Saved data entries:
################

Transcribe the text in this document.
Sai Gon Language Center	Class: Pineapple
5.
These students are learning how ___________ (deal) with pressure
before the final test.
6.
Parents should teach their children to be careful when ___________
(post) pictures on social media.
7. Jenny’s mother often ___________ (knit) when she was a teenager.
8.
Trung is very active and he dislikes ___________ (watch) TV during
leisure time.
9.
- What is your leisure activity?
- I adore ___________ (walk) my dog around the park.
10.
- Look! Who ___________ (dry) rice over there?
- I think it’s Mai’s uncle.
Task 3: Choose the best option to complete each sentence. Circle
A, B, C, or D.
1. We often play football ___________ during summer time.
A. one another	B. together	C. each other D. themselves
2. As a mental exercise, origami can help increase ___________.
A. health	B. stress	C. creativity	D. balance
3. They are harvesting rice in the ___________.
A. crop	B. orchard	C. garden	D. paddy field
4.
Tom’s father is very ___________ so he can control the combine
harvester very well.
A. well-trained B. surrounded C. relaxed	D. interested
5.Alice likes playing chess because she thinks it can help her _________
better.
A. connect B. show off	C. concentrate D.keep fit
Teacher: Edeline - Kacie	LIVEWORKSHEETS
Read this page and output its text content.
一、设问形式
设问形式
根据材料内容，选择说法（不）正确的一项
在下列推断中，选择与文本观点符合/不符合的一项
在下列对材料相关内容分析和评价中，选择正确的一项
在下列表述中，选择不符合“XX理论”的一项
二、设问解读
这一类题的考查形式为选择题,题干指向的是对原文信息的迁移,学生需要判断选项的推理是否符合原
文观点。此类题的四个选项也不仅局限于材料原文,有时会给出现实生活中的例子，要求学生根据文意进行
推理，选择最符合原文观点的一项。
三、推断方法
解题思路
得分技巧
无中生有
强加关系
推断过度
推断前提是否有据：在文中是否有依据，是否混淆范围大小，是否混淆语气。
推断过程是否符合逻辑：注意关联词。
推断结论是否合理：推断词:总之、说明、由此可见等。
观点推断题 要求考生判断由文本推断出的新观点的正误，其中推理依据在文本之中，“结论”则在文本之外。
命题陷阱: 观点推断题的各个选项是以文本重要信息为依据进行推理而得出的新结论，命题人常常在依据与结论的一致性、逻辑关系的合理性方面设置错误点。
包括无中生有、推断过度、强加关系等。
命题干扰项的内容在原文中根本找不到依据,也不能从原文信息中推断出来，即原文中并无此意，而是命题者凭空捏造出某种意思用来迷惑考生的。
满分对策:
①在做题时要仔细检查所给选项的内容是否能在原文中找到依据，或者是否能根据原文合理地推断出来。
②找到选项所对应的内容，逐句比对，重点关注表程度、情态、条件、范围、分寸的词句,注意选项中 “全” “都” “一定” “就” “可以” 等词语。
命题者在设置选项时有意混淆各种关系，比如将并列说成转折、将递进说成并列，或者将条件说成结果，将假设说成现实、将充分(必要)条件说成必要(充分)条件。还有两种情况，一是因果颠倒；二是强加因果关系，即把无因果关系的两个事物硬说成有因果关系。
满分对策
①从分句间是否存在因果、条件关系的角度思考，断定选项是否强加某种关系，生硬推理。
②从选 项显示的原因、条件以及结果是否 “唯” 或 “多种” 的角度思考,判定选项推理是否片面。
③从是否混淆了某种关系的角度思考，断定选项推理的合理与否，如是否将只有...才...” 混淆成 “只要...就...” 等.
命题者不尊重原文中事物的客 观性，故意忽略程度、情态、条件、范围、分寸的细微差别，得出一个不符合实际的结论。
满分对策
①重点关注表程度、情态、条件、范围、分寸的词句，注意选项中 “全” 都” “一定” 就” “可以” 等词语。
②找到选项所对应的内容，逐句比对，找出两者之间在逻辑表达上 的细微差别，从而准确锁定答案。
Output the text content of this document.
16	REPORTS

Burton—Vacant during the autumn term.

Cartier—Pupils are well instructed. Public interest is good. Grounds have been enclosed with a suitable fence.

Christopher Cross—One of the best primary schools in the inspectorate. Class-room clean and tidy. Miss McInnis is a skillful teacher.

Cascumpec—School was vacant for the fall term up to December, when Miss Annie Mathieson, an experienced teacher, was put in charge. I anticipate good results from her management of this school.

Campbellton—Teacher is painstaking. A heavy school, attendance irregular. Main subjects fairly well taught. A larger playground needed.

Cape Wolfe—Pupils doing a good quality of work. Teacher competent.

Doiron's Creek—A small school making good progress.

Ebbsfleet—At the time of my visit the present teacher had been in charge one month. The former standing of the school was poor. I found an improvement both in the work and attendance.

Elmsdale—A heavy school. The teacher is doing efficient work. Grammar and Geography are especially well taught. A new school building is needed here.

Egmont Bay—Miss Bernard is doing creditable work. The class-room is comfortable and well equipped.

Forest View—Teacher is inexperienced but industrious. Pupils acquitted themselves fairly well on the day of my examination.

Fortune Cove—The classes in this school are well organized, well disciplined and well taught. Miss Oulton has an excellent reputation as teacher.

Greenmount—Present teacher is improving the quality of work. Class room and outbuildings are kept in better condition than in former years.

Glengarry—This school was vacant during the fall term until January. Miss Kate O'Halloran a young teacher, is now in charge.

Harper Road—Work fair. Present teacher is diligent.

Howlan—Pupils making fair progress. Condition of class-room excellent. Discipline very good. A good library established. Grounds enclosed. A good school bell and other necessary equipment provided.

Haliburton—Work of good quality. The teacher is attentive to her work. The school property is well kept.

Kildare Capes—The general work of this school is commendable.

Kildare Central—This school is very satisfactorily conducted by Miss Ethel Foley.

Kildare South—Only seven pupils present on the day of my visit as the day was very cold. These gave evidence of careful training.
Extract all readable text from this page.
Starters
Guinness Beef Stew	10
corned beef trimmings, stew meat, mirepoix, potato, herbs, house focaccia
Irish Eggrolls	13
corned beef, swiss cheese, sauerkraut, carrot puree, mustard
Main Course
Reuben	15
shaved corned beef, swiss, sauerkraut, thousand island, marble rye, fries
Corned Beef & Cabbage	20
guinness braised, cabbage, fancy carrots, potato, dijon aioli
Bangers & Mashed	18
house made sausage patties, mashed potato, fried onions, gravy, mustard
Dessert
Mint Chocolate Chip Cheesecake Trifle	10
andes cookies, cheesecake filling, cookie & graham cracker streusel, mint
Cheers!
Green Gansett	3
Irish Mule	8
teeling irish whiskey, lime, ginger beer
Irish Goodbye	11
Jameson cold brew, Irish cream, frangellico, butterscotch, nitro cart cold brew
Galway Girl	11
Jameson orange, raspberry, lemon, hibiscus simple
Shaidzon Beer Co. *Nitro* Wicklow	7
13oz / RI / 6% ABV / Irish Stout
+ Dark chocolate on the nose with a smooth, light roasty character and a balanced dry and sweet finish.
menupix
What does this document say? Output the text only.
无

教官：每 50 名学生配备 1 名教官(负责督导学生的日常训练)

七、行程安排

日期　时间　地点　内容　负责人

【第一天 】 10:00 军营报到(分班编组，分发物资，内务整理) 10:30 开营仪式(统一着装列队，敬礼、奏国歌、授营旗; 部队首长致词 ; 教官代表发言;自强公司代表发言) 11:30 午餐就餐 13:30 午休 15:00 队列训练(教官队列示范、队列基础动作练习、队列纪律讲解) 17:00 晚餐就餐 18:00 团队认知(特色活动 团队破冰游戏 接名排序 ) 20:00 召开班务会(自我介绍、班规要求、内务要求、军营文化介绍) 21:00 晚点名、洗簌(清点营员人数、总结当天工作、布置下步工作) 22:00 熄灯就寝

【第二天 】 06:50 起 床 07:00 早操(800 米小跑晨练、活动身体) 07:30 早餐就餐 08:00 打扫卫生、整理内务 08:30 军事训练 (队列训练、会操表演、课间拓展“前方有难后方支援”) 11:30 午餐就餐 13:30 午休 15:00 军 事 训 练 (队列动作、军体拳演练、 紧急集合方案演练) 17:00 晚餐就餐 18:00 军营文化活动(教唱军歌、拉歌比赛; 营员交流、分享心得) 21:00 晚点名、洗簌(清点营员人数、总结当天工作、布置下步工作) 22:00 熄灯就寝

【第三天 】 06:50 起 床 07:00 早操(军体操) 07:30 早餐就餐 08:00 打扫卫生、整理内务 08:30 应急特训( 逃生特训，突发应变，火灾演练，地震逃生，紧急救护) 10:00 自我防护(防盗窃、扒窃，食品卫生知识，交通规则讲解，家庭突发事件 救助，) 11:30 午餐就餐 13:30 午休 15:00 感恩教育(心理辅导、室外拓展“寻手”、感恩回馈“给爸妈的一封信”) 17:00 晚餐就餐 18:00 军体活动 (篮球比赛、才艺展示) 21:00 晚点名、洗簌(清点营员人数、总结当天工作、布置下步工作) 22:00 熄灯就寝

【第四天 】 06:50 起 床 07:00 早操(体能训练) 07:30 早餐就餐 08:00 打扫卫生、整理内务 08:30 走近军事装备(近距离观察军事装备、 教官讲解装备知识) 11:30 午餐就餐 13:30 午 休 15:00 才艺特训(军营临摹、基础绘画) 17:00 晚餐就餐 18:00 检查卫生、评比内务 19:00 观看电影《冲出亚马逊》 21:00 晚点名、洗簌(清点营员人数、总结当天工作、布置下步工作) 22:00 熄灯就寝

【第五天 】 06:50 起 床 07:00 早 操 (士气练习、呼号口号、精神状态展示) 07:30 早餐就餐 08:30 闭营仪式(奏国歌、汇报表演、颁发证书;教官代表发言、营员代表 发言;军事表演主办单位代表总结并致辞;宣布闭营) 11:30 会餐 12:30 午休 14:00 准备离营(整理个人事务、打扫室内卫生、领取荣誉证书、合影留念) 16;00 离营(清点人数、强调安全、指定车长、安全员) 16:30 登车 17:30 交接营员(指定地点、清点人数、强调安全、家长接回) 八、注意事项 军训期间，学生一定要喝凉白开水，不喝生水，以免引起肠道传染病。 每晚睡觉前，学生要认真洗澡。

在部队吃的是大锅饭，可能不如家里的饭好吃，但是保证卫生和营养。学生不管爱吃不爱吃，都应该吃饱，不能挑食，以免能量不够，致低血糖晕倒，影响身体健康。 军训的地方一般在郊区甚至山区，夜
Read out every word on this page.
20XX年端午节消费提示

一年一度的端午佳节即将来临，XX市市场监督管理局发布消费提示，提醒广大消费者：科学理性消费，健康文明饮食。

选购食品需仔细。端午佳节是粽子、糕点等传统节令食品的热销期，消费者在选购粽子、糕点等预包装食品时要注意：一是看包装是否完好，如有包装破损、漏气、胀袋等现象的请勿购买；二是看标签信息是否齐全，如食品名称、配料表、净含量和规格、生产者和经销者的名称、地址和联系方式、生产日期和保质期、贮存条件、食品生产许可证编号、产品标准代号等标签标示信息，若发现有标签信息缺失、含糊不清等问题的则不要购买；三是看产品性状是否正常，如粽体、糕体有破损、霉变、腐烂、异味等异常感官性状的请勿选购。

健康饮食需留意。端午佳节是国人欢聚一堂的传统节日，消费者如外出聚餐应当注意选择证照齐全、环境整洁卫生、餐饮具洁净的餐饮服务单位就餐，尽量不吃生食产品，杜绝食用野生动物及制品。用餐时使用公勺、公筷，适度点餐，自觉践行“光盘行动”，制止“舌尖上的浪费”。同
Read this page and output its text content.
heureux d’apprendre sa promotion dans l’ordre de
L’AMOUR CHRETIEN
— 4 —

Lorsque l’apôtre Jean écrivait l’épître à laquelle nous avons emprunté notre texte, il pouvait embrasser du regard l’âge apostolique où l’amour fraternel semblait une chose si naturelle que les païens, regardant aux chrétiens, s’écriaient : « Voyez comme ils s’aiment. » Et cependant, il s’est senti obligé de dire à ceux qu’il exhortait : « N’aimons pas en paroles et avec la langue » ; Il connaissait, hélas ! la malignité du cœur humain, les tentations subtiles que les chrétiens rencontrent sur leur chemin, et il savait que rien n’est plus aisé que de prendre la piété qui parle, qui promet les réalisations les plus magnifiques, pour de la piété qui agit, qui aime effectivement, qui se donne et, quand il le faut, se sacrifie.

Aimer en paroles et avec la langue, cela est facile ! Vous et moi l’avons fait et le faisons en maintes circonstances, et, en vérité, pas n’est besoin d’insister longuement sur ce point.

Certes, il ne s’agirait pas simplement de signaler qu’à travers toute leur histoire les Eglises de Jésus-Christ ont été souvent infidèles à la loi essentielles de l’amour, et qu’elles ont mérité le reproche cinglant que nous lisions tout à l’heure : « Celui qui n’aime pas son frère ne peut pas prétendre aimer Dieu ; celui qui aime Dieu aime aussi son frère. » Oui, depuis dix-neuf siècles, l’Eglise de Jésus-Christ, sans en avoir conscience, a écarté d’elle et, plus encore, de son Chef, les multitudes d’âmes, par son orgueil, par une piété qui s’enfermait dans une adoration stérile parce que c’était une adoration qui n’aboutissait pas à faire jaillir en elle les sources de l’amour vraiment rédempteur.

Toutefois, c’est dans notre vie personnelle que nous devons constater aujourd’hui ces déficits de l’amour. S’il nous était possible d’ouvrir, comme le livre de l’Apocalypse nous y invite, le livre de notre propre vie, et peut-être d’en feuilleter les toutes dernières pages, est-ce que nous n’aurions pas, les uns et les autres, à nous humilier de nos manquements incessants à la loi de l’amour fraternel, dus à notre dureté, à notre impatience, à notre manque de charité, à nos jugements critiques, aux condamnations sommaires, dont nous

################

Take every line from the data that contains the word "themselves".

A. one another	B. together	C. each other D. themselves
Forest View—Teacher is inexperienced but industrious. Pupils acquitted themselves fairly well on the day of my examination.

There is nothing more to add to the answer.